* TASK DESCRIPTION
List the lines of this listing that hold the word "الاسوار".

* RECORDED DATA
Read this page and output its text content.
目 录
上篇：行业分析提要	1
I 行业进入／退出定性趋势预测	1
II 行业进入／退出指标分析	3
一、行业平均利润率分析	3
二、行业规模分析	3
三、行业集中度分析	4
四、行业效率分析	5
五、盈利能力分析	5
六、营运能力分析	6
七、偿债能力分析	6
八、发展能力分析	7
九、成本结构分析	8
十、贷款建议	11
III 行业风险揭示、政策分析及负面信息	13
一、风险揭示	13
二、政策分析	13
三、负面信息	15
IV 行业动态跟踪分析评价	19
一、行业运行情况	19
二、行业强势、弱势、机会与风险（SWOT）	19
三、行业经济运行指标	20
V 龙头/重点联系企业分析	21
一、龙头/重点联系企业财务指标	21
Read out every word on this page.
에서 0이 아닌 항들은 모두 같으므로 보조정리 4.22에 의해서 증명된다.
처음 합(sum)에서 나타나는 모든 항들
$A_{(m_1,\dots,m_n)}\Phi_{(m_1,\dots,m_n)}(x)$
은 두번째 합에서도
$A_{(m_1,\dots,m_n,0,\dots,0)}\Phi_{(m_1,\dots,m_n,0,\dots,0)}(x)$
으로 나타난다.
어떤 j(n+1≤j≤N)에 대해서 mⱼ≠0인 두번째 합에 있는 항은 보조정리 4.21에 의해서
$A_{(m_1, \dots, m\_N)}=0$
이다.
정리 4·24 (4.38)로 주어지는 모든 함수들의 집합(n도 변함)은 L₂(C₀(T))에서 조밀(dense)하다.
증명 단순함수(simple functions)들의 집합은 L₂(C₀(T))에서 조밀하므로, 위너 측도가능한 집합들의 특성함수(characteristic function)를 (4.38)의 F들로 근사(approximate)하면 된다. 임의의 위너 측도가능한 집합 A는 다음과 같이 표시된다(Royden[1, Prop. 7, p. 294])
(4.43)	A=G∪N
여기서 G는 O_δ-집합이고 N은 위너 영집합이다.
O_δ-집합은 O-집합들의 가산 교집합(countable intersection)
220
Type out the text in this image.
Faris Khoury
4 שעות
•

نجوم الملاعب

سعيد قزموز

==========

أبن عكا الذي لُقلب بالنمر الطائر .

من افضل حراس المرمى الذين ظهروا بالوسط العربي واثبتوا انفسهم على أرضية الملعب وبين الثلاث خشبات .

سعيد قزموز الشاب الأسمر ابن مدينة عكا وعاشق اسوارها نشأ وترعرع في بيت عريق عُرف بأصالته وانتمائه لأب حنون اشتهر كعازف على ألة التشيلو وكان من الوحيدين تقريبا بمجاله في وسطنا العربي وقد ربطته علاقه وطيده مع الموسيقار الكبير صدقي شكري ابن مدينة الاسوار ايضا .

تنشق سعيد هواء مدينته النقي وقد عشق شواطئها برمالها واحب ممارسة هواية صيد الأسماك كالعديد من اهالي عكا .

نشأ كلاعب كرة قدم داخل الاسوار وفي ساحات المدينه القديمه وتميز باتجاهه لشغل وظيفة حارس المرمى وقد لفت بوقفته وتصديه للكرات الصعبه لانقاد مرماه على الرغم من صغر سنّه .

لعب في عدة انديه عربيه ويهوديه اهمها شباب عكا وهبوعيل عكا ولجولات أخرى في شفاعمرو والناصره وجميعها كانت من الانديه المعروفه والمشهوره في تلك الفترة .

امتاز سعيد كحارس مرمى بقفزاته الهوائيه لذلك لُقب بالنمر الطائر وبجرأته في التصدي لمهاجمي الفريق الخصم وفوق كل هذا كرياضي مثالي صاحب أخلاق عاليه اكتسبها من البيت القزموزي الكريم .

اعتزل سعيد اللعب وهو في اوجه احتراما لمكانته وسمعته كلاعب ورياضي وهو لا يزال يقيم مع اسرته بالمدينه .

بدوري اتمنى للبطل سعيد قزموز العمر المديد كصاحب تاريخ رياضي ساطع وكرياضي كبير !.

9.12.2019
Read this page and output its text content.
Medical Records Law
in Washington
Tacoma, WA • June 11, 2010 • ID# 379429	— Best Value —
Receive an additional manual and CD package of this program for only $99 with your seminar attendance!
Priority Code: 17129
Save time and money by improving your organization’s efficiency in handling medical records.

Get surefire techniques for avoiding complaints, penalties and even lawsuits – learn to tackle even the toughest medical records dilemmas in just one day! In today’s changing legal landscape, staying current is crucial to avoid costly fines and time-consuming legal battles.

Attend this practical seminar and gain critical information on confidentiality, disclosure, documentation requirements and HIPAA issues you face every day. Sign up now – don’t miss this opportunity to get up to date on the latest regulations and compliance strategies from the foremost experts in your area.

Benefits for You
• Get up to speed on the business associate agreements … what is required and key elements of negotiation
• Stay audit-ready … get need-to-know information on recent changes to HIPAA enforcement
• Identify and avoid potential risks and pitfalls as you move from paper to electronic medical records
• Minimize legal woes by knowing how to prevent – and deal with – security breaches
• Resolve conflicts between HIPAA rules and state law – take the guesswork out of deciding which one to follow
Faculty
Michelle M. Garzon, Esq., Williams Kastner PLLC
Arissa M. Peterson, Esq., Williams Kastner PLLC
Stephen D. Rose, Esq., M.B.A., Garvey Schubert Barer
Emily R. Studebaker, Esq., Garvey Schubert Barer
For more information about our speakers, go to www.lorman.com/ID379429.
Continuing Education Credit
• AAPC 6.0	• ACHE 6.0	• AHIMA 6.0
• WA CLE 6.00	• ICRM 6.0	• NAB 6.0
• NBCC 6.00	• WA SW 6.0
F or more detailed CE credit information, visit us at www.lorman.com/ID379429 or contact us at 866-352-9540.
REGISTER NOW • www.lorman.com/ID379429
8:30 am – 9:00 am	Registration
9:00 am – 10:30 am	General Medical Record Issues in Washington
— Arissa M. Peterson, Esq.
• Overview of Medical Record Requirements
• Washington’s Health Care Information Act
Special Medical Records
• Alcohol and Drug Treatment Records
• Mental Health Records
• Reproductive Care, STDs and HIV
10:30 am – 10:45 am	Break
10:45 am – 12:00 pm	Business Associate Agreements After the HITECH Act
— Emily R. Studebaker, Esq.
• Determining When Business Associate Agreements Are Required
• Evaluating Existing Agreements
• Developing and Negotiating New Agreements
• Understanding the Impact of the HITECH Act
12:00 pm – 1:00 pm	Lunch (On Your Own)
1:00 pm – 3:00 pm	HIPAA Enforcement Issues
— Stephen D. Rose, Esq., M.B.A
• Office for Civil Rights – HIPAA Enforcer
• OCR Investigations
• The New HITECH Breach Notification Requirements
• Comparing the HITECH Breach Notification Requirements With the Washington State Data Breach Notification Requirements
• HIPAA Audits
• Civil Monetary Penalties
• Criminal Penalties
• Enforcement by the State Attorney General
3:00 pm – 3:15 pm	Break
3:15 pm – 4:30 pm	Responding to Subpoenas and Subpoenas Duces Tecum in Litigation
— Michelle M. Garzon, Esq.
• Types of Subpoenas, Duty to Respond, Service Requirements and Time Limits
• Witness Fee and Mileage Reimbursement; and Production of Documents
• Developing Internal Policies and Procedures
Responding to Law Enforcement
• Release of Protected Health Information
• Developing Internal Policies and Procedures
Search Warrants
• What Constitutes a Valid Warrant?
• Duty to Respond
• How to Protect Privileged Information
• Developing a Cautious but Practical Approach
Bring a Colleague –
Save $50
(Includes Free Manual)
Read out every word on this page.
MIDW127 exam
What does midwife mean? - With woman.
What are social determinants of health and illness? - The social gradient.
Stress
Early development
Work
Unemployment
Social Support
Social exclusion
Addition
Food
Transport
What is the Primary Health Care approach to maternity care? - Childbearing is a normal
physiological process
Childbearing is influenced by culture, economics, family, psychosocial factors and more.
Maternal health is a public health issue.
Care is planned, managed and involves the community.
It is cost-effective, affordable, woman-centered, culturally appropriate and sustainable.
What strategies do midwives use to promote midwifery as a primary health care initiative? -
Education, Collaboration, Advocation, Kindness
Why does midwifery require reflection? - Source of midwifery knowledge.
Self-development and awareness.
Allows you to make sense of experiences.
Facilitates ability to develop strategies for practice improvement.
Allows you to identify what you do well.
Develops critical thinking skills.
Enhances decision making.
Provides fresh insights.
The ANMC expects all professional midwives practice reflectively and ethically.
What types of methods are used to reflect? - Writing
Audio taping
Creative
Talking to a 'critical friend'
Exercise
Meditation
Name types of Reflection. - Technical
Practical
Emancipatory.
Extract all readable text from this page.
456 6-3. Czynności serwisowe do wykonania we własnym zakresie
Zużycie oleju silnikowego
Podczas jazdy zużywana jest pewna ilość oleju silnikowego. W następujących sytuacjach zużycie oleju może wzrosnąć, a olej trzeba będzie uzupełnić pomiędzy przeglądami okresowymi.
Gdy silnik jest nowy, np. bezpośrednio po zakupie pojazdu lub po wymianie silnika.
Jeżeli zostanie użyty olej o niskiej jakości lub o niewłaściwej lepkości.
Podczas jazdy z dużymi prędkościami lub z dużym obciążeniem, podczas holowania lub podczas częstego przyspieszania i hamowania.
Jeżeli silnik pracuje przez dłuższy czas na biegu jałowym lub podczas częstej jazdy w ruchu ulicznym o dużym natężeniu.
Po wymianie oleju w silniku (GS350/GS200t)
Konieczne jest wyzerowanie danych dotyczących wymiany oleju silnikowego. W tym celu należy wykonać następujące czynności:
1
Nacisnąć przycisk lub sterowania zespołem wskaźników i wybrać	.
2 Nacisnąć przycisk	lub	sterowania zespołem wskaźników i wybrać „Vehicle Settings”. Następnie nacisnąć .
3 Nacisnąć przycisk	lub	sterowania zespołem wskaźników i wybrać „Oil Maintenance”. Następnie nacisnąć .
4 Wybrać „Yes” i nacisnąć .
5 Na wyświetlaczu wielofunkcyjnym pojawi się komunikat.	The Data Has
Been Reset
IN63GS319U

* OUTPUT
سعيد قزموز الشاب الأسمر ابن مدينة عكا وعاشق اسوارها نشأ وترعرع في بيت عريق عُرف بأصالته وانتمائه لأب حنون اشتهر كعازف على ألة التشيلو وكان من الوحيدين تقريبا بمجاله في وسطنا العربي وقد ربطته علاقه وطيده مع الموسيقار الكبير صدقي شكري ابن مدينة الاسوار ايضا .
نشأ كلاعب كرة قدم داخل الاسوار وفي ساحات المدينه القديمه وتميز باتجاهه لشغل وظيفة حارس المرمى وقد لفت بوقفته وتصديه للكرات الصعبه لانقاد مرماه على الرغم من صغر سنّه .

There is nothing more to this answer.